From the listing below, pull each line that includes "were".

★ ★ ★ ★ ★

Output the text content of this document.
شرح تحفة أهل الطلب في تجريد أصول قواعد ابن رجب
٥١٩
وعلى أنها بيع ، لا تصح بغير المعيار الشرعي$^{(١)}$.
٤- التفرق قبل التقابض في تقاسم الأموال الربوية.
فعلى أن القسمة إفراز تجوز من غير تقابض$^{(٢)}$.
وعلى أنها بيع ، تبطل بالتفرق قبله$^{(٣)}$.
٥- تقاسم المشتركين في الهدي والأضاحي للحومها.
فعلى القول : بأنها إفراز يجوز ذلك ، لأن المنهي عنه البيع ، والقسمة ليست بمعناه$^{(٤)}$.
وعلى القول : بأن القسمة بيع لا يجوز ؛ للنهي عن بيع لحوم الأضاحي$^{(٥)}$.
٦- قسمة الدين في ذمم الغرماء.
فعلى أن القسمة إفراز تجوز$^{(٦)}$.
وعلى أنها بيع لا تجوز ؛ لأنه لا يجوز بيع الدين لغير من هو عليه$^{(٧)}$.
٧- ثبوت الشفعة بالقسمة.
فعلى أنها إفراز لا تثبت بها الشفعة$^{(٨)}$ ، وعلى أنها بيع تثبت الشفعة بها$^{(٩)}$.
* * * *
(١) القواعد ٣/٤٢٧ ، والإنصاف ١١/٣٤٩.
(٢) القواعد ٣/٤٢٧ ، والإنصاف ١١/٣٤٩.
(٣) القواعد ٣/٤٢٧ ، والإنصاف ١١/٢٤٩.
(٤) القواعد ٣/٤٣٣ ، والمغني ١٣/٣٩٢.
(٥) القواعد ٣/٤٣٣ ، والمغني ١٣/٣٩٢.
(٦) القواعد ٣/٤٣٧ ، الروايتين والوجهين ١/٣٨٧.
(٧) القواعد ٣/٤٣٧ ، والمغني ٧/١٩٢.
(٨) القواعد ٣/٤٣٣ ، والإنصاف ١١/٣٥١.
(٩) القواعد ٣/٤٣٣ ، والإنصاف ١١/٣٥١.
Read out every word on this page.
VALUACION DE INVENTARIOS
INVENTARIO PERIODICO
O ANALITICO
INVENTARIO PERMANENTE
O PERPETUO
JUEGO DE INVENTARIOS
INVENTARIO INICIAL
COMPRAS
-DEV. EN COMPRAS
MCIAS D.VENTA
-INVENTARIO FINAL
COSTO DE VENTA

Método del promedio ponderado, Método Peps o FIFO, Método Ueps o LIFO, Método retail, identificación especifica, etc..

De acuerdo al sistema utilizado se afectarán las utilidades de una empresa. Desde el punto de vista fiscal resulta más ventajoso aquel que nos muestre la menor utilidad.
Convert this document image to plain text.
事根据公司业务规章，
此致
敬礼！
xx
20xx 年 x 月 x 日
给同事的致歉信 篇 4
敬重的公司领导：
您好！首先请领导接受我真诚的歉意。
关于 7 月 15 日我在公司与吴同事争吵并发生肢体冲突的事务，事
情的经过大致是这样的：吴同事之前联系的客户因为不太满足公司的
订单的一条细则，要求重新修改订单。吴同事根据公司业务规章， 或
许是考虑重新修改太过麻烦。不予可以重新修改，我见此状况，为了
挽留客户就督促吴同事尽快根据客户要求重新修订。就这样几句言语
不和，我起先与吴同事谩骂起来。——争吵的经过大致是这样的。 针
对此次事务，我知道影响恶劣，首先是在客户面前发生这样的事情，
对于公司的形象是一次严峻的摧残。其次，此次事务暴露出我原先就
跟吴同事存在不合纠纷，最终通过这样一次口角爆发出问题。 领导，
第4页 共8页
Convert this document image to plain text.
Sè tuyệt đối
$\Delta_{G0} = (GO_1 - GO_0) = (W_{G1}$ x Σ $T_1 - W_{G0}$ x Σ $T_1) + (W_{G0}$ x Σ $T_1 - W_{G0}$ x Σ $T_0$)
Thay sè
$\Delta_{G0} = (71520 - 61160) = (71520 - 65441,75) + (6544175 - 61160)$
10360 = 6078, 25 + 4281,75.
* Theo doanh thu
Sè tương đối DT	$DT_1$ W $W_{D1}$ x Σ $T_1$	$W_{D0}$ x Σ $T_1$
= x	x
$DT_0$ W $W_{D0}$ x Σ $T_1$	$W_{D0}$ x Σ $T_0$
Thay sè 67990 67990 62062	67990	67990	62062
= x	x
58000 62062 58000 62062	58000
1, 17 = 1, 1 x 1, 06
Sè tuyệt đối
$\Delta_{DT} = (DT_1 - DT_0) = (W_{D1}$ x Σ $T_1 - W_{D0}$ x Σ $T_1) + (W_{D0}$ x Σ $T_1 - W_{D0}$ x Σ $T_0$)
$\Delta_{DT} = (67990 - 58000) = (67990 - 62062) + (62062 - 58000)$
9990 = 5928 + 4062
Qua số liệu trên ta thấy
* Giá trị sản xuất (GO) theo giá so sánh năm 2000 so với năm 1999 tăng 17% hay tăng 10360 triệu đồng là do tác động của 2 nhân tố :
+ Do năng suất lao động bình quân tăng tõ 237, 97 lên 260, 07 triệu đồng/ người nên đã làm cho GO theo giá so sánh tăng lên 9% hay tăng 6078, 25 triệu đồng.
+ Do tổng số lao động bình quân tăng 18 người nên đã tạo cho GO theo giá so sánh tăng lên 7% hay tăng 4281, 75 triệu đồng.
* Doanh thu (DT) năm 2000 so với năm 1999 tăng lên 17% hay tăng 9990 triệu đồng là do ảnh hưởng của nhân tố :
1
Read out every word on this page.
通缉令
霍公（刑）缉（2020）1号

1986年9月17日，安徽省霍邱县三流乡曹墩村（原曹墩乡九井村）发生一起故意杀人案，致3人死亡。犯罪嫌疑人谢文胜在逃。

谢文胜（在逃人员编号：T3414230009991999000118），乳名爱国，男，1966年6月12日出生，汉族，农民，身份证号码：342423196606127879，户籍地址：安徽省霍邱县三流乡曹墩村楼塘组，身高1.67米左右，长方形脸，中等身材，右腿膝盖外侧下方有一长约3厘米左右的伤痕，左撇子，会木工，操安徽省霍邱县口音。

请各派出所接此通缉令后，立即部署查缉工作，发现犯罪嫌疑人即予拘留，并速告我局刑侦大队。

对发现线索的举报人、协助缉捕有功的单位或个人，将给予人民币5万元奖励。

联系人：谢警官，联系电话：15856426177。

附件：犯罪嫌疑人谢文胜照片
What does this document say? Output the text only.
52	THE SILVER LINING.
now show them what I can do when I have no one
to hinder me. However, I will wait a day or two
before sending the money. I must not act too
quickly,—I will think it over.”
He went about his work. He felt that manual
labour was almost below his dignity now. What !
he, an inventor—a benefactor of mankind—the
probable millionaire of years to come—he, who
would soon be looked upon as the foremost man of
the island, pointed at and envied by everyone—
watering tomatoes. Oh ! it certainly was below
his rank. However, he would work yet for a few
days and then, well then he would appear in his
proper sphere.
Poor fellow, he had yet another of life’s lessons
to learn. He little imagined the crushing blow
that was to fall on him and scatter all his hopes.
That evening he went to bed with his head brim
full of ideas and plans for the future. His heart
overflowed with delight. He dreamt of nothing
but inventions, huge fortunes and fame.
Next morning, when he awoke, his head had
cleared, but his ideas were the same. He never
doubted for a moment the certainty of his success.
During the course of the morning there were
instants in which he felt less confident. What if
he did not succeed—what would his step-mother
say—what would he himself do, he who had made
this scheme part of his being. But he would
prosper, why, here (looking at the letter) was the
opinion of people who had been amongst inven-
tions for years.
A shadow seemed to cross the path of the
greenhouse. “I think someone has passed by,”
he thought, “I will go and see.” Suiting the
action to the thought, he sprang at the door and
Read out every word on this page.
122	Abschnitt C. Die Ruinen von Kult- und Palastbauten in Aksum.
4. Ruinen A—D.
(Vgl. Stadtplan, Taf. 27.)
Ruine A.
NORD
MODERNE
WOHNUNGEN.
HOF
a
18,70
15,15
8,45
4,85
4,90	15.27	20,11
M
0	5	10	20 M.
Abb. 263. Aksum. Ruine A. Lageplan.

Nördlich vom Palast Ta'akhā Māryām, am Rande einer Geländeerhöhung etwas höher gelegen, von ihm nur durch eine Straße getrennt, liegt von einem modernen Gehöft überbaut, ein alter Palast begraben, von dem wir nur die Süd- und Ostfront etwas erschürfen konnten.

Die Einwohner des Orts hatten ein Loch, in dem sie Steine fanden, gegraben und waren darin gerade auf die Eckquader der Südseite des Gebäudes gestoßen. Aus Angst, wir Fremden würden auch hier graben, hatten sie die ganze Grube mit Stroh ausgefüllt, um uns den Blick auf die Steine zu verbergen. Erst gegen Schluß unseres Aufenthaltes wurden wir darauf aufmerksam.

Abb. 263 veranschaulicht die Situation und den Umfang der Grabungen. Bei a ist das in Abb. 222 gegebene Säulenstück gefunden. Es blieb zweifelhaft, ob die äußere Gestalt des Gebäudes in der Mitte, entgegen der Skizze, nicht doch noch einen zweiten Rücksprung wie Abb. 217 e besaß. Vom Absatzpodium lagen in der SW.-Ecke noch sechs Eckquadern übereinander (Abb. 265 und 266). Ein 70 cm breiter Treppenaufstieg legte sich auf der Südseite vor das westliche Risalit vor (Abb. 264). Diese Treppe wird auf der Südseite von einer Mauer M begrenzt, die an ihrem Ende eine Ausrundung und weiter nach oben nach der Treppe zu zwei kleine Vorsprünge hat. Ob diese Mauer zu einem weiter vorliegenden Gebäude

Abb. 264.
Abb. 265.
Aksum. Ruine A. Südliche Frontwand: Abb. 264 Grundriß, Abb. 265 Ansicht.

★ ★ ★ ★ ★

Solution to the problem -
cleared, but his ideas were the same. He never
During the course of the morning there were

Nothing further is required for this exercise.